* PROBLEM
Every record that follows should be printed verbatim.

[begin ROWS]

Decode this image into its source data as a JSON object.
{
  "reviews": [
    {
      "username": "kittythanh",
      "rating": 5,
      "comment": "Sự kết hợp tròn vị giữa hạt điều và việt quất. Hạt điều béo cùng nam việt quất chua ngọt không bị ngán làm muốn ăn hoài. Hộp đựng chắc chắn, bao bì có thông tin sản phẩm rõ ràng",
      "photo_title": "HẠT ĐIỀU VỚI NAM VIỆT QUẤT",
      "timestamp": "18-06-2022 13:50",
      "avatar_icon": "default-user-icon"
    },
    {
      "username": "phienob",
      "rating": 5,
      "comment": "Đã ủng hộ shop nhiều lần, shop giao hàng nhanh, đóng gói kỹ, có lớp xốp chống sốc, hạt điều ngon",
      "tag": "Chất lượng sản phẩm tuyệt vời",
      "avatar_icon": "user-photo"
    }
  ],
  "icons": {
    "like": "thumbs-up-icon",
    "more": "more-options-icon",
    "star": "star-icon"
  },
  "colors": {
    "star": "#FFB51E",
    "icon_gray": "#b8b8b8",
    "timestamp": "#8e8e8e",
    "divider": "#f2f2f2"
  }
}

[end ROWS]

* OUTPUT OF THE EXERCISE
Decode this image into its source data as a JSON object.
{
  "reviews": [
    {
      "username": "kittythanh",
      "rating": 5,
      "comment": "Sự kết hợp tròn vị giữa hạt điều và việt quất. Hạt điều béo cùng nam việt quất chua ngọt không bị ngán làm muốn ăn hoài. Hộp đựng chắc chắn, bao bì có thông tin sản phẩm rõ ràng",
      "photo_title": "HẠT ĐIỀU VỚI NAM VIỆT QUẤT",
      "timestamp": "18-06-2022 13:50",
      "avatar_icon": "default-user-icon"
    },
    {
      "username": "phienob",
      "rating": 5,
      "comment": "Đã ủng hộ shop nhiều lần, shop giao hàng nhanh, đóng gói kỹ, có lớp xốp chống sốc, hạt điều ngon",
      "tag": "Chất lượng sản phẩm tuyệt vời",
      "avatar_icon": "user-photo"
    }
  ],
  "icons": {
    "like": "thumbs-up-icon",
    "more": "more-options-icon",
    "star": "star-icon"
  },
  "colors": {
    "star": "#FFB51E",
    "icon_gray": "#b8b8b8",
    "timestamp": "#8e8e8e",
    "divider": "#f2f2f2"
  }
}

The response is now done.